:: Task description ::
Repeat the lines beginning at the one with "Parse this screenshot: output" and running to the end of the material, keeping the first and last of them, exactly as they appear.

:: Supplied records ::
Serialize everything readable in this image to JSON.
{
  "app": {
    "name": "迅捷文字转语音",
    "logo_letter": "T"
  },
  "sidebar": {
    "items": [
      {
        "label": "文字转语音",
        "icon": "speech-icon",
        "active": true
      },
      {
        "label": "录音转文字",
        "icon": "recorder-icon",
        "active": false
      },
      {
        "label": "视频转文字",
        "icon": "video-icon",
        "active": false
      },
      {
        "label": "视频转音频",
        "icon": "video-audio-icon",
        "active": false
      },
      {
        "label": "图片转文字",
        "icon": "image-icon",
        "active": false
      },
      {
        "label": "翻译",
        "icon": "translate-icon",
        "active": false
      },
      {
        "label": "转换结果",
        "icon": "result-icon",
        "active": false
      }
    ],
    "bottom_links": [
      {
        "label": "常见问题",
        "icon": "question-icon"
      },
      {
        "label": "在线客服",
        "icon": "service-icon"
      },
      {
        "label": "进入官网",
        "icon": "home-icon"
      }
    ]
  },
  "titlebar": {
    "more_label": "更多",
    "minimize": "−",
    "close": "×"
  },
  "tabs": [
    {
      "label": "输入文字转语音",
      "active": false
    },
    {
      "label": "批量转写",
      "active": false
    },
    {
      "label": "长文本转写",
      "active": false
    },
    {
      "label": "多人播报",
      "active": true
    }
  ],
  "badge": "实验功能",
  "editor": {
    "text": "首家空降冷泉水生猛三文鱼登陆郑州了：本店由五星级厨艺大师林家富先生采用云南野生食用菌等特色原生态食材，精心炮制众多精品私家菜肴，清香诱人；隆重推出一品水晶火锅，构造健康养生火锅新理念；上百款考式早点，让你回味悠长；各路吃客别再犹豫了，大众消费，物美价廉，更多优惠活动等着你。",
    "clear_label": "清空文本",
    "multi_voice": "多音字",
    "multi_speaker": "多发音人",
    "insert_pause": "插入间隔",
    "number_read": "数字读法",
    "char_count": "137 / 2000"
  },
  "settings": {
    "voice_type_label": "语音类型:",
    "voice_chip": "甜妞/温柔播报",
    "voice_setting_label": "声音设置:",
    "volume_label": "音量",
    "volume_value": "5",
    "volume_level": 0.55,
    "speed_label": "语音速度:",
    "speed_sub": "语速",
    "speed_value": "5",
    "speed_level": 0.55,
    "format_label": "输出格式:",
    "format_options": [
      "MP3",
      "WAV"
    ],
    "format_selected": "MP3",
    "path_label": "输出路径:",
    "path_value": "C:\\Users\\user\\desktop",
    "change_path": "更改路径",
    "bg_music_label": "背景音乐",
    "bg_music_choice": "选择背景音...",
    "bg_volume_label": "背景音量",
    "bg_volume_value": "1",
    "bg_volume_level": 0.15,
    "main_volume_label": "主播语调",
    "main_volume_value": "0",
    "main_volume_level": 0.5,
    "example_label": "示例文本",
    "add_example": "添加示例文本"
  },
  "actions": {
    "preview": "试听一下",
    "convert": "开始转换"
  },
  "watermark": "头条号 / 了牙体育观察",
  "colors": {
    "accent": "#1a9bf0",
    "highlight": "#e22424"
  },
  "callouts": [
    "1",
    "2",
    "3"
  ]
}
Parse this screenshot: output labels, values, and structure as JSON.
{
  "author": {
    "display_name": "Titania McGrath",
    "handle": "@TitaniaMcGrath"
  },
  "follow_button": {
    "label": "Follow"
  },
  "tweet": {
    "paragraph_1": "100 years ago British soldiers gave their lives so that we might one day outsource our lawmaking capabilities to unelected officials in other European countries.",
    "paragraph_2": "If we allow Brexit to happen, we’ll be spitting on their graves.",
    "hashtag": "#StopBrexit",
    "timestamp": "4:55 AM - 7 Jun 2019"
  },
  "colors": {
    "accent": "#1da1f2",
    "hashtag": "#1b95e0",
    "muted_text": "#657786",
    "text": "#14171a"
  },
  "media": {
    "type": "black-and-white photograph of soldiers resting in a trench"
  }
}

:: Solution to this exercise ::
Parse this screenshot: output labels, values, and structure as JSON.
{
  "author": {
    "display_name": "Titania McGrath",
    "handle": "@TitaniaMcGrath"
  },
  "follow_button": {
    "label": "Follow"
  },
  "tweet": {
    "paragraph_1": "100 years ago British soldiers gave their lives so that we might one day outsource our lawmaking capabilities to unelected officials in other European countries.",
    "paragraph_2": "If we allow Brexit to happen, we’ll be spitting on their graves.",
    "hashtag": "#StopBrexit",
    "timestamp": "4:55 AM - 7 Jun 2019"
  },
  "colors": {
    "accent": "#1da1f2",
    "hashtag": "#1b95e0",
    "muted_text": "#657786",
    "text": "#14171a"
  },
  "media": {
    "type": "black-and-white photograph of soldiers resting in a trench"
  }
}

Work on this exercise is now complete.